Select every line containing the word "System" from the material, and copy those lines.

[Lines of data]

= = =

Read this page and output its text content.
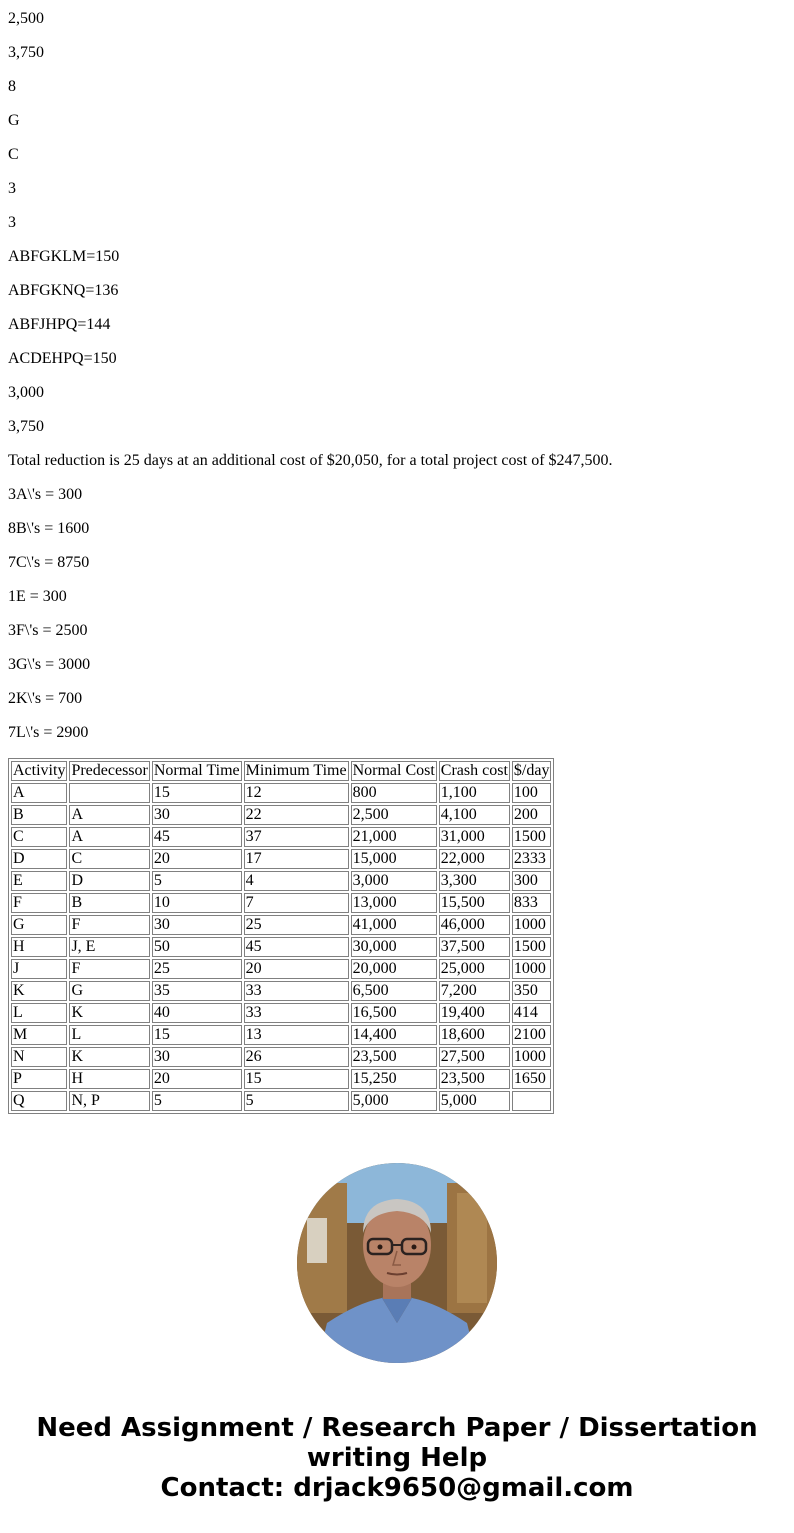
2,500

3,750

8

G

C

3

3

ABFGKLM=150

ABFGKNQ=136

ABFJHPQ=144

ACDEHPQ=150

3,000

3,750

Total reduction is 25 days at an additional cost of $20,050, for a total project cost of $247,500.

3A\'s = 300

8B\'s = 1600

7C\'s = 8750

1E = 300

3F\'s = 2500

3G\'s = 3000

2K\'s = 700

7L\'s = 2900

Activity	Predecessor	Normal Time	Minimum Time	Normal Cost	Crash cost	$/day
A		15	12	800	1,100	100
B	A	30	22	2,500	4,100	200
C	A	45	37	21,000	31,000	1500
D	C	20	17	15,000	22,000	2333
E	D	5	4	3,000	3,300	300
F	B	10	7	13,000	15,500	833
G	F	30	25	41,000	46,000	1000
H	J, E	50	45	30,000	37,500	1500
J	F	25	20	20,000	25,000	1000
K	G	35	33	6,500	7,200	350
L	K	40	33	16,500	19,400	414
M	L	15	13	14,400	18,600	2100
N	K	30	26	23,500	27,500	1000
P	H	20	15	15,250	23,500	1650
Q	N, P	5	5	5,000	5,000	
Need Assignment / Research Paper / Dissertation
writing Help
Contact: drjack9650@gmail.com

= = =

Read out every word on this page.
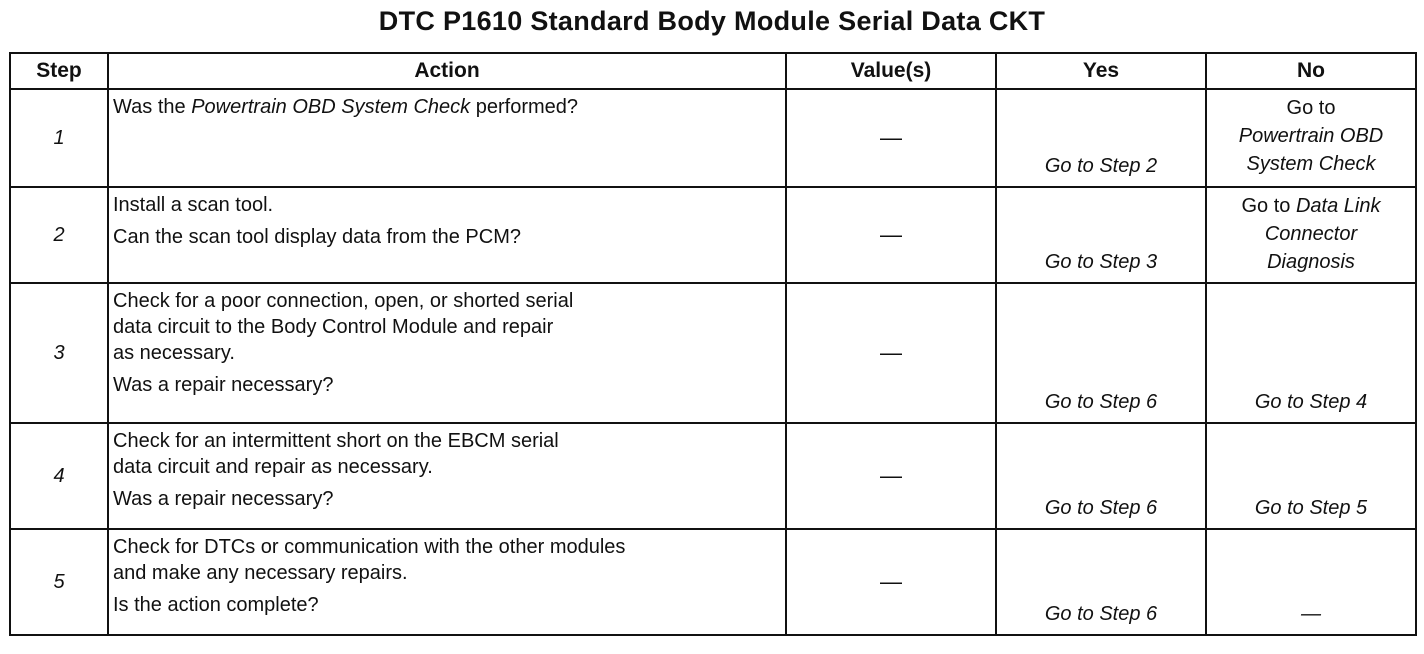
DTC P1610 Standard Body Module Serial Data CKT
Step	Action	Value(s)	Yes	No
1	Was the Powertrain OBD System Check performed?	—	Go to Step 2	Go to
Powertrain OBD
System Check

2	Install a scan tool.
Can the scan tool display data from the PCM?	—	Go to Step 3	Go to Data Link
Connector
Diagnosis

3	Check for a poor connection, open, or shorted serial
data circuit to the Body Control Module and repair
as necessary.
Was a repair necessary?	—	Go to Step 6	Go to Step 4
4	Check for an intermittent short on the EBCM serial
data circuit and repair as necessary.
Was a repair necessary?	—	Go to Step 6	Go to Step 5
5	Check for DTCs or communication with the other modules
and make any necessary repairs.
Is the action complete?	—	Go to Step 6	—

= = =

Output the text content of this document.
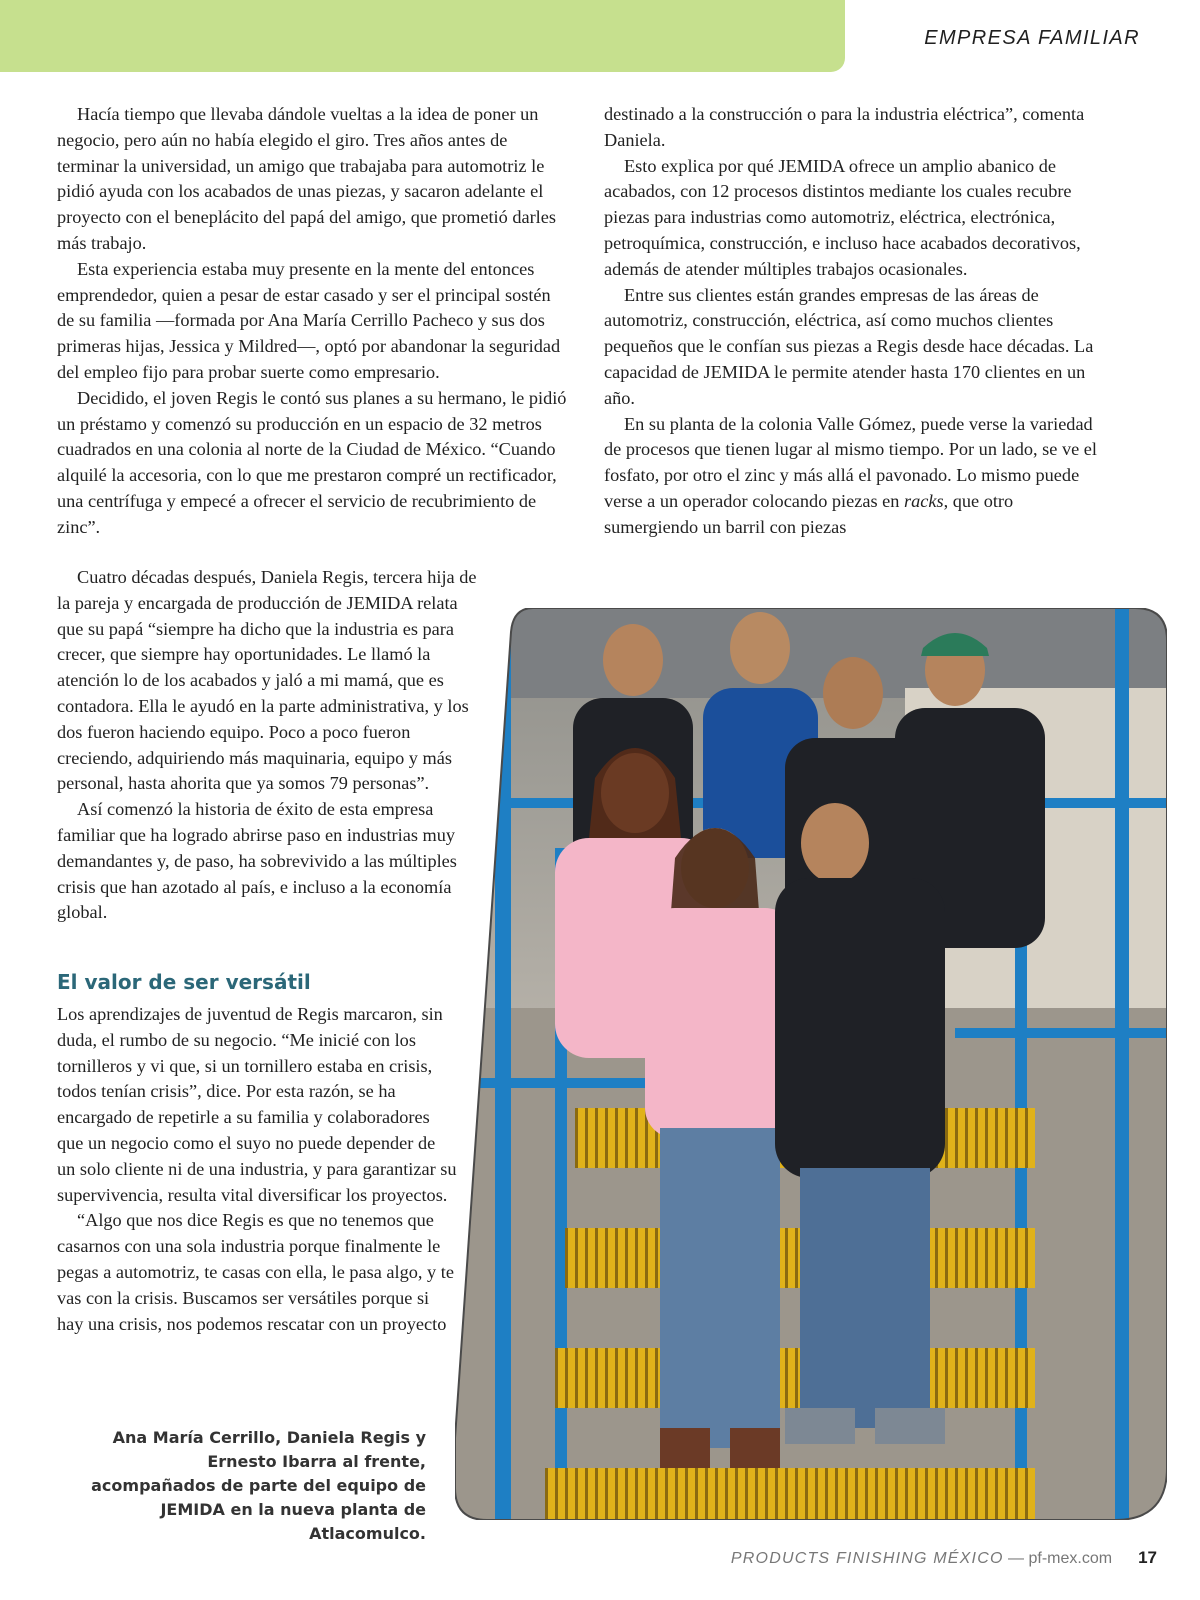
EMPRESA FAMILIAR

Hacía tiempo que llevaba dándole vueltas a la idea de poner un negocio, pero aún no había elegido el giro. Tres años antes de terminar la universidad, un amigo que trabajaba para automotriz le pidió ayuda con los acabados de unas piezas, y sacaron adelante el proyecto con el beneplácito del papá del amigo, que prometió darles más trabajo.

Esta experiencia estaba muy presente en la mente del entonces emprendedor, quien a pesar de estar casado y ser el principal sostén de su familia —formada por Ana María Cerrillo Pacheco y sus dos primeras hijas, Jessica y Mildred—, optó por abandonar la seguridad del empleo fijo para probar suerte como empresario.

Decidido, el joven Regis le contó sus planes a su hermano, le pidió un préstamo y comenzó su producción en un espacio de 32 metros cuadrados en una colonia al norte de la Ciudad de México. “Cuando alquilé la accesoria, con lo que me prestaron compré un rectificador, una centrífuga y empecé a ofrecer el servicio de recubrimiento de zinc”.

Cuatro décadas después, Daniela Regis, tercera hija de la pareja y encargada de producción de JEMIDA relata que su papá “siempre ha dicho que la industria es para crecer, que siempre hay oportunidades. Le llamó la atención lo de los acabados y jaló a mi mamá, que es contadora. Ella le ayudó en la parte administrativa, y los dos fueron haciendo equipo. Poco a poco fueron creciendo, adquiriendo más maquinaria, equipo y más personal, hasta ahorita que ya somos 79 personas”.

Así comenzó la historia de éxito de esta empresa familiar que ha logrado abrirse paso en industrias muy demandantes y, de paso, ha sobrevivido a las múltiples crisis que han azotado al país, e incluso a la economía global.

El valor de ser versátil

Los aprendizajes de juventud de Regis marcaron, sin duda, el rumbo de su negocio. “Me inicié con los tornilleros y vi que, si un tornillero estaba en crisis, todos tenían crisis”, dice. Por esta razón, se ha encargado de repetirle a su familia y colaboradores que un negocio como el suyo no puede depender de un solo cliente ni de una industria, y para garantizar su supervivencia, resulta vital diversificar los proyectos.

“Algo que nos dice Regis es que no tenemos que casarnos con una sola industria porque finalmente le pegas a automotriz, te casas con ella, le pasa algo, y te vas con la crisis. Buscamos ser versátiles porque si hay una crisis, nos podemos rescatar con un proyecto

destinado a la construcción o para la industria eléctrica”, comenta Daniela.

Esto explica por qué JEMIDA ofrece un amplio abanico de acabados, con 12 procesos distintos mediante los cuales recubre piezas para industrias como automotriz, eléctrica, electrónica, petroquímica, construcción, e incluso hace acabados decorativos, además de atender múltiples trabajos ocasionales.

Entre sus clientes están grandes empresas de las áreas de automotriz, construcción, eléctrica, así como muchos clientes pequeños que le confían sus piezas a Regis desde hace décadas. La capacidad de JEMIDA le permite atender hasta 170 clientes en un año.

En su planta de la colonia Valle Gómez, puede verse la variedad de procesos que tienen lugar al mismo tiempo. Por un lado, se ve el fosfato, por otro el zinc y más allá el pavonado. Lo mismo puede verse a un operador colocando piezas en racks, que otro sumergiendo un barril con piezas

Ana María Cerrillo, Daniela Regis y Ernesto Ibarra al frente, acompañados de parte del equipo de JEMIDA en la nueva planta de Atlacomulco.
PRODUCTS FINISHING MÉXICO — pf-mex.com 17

= = =

» Reply to the task:
1	Was the Powertrain OBD System Check performed?	—	Go to Step 2	Go to
System Check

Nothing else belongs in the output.